• [Goal]: Copy each of the entries below faithfully, setting aside any pictures.

• [Supplied information]:
%%

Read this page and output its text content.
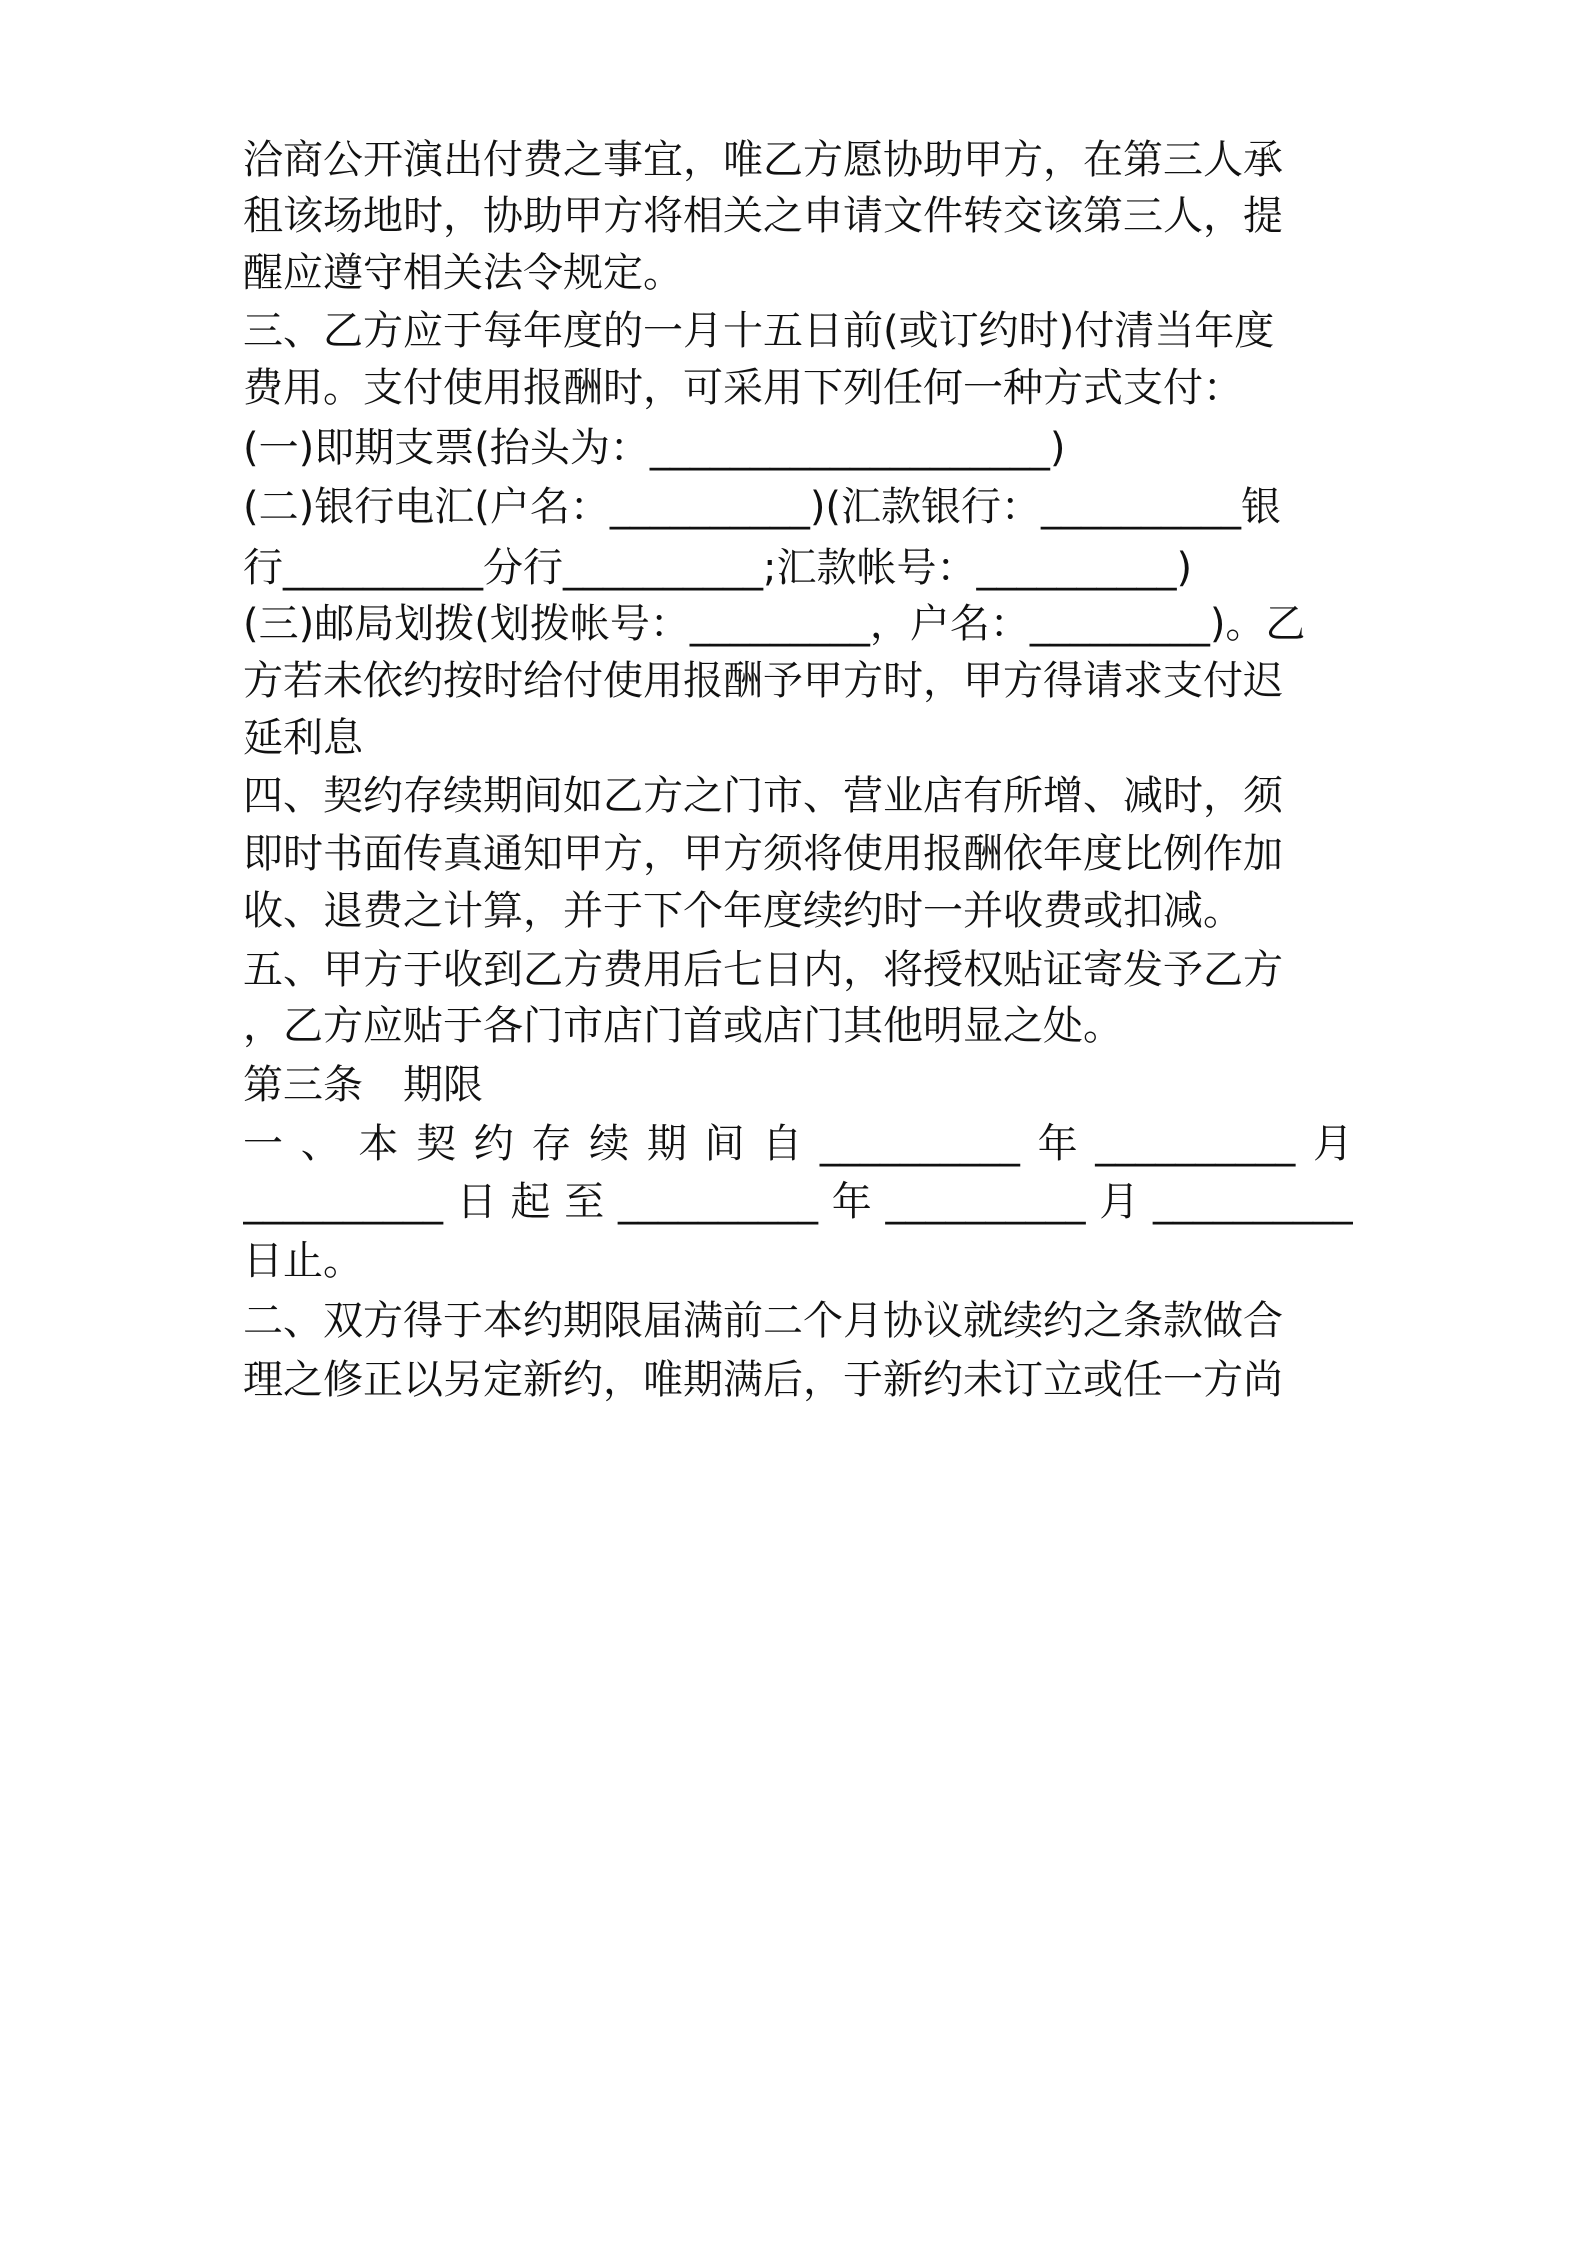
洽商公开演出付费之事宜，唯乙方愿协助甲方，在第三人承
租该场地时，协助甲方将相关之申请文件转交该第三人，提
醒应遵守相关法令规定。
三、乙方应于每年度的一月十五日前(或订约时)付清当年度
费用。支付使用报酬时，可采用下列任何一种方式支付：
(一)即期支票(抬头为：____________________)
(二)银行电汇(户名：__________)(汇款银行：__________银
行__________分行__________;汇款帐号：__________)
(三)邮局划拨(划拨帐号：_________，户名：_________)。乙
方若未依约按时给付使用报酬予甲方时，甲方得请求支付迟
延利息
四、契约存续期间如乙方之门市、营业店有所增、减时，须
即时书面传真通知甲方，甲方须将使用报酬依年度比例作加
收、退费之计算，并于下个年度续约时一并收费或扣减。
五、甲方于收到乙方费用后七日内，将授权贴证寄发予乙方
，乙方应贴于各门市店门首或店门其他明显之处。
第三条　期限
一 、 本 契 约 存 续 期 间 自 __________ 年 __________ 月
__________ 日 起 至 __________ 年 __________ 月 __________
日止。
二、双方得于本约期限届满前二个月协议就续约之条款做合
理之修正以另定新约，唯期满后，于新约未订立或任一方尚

%%

• [Correct response]:
Read this page and output its text content.
洽商公开演出付费之事宜，唯乙方愿协助甲方，在第三人承
租该场地时，协助甲方将相关之申请文件转交该第三人，提
醒应遵守相关法令规定。
三、乙方应于每年度的一月十五日前(或订约时)付清当年度
费用。支付使用报酬时，可采用下列任何一种方式支付：
(一)即期支票(抬头为：____________________)
(二)银行电汇(户名：__________)(汇款银行：__________银
行__________分行__________;汇款帐号：__________)
(三)邮局划拨(划拨帐号：_________，户名：_________)。乙
方若未依约按时给付使用报酬予甲方时，甲方得请求支付迟
延利息
四、契约存续期间如乙方之门市、营业店有所增、减时，须
即时书面传真通知甲方，甲方须将使用报酬依年度比例作加
收、退费之计算，并于下个年度续约时一并收费或扣减。
五、甲方于收到乙方费用后七日内，将授权贴证寄发予乙方
，乙方应贴于各门市店门首或店门其他明显之处。
第三条　期限
一 、 本 契 约 存 续 期 间 自 __________ 年 __________ 月
__________ 日 起 至 __________ 年 __________ 月 __________
日止。
二、双方得于本约期限届满前二个月协议就续约之条款做合
理之修正以另定新约，唯期满后，于新约未订立或任一方尚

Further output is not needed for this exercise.